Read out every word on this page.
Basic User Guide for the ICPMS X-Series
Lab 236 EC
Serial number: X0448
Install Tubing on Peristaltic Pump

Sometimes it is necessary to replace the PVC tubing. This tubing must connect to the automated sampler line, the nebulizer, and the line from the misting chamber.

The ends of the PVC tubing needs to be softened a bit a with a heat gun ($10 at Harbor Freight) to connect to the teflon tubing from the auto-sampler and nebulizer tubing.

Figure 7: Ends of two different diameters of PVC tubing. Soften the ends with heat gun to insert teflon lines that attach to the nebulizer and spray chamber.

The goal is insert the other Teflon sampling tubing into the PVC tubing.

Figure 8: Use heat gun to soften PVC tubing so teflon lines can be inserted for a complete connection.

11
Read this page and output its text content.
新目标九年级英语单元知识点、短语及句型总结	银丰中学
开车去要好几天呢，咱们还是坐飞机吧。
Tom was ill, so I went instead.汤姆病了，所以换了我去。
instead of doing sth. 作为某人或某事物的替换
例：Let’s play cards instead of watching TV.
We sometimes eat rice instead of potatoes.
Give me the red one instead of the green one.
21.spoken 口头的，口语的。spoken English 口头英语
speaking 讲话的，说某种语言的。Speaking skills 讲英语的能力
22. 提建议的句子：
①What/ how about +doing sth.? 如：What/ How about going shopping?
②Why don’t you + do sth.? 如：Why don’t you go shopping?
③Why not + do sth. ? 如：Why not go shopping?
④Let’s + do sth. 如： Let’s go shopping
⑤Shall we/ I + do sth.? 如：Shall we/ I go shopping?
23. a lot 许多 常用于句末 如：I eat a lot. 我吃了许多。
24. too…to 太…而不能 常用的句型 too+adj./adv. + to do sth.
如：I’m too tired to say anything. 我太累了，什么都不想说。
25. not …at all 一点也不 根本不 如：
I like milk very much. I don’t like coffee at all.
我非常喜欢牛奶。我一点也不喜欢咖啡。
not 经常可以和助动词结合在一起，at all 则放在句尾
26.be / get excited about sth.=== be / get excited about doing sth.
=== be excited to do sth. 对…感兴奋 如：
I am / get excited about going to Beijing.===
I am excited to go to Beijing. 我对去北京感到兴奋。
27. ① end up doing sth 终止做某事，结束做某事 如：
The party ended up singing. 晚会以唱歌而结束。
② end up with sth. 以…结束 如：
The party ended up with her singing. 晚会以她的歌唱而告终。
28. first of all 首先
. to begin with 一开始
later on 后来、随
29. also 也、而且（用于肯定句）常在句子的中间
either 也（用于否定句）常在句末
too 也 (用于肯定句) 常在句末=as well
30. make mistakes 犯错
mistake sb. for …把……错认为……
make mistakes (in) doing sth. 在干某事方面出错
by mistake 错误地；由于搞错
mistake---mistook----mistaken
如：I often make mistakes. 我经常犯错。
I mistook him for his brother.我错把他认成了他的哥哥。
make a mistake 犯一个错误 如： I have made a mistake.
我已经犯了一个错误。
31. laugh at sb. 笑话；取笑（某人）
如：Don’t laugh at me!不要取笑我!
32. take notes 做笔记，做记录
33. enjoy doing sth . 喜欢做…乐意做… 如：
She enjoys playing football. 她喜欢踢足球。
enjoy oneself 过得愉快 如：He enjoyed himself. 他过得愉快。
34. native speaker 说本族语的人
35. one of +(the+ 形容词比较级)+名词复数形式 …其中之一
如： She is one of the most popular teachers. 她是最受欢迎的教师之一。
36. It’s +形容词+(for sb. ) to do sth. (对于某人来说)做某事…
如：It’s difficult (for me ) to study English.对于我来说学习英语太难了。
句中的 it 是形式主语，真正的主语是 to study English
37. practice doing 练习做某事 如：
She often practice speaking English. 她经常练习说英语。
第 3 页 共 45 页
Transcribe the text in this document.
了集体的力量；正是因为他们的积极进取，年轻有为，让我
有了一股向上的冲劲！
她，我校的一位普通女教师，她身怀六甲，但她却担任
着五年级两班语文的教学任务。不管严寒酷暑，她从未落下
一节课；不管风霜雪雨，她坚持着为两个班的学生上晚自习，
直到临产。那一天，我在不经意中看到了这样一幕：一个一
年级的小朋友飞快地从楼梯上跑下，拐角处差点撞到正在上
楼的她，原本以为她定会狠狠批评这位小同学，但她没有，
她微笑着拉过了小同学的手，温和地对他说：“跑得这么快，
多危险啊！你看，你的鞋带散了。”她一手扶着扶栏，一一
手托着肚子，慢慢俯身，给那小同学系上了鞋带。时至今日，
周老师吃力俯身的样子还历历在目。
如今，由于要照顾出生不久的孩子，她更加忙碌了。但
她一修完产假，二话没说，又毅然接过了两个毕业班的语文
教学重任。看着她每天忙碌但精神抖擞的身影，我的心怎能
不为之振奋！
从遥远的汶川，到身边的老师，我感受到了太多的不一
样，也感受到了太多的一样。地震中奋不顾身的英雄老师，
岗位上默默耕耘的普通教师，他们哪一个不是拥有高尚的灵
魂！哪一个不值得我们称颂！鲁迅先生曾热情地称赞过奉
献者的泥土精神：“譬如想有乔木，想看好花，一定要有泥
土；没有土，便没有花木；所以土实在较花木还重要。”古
--------
From the entries above, select each line containing the string "lines".

Figure 7: Ends of two different diameters of PVC tubing. Soften the ends with heat gun to insert teflon lines that attach to the nebulizer and spray chamber.
Figure 8: Use heat gun to soften PVC tubing so teflon lines can be inserted for a complete connection.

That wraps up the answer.